**Stored items from a collection:**

- - -

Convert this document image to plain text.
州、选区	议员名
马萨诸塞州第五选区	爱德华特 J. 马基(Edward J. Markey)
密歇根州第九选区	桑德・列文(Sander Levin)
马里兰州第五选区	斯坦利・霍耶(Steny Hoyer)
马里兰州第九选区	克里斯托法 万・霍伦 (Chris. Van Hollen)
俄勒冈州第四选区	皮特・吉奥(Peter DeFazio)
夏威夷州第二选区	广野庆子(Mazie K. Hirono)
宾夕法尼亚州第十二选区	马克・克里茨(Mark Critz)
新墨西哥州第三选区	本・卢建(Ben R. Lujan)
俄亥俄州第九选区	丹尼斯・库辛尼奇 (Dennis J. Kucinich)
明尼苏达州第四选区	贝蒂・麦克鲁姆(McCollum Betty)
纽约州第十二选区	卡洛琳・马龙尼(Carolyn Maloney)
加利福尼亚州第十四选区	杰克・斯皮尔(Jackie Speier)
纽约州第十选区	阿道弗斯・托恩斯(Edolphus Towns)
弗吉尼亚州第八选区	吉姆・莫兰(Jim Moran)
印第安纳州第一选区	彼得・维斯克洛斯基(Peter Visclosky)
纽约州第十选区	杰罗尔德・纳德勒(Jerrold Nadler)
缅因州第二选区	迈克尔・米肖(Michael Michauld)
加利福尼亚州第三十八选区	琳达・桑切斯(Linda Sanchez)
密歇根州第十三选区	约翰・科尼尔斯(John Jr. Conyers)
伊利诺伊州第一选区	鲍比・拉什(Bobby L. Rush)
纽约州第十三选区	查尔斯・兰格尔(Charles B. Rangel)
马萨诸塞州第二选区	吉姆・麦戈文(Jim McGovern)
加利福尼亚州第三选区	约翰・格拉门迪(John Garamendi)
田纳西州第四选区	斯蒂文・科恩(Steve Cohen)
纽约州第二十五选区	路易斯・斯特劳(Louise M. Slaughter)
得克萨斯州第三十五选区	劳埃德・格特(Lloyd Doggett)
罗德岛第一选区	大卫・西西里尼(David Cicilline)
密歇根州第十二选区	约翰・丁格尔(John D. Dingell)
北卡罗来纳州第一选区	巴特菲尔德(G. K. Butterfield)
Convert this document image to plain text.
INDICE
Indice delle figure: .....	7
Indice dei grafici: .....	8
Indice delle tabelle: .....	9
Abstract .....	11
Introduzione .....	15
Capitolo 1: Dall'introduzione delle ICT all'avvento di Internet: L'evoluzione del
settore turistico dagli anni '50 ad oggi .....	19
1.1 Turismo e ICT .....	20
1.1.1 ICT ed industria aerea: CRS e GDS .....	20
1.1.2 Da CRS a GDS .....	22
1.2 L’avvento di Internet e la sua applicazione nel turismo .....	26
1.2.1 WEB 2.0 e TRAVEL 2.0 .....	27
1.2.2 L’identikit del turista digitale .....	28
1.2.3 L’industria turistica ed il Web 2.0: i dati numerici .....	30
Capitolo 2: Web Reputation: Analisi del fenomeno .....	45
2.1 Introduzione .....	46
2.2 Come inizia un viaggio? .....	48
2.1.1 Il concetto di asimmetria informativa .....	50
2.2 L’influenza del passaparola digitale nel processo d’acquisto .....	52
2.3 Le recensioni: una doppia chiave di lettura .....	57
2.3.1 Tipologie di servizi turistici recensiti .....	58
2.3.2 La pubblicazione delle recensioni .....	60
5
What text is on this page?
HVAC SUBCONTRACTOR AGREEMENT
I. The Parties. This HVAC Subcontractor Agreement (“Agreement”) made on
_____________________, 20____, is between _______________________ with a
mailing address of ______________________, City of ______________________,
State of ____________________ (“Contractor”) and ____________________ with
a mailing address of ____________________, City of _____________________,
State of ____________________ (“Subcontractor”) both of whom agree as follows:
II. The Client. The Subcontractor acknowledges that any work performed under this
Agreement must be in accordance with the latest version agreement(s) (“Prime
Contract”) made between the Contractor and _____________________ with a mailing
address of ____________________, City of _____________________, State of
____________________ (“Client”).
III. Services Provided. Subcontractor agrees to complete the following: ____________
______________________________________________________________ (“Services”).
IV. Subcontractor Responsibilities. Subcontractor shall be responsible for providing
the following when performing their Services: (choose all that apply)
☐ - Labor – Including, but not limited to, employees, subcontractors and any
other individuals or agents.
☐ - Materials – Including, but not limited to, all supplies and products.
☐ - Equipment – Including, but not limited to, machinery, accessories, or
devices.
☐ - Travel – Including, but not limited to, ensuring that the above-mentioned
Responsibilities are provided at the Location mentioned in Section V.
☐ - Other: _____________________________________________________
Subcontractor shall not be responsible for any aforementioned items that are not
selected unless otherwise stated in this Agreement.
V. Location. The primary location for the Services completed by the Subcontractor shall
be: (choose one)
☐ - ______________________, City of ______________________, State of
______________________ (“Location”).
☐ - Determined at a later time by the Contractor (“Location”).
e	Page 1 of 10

- - -

**PROBLEM REQUIREMENTS:** Isolate the lines that hold the word "with" and copy all of them.

**RESULT OF THIS TASK:**
_____________________, 20____, is between _______________________ with a
State of ____________________ (“Contractor”) and ____________________ with
Agreement must be in accordance with the latest version agreement(s) (“Prime
Contract”) made between the Contractor and _____________________ with a mailing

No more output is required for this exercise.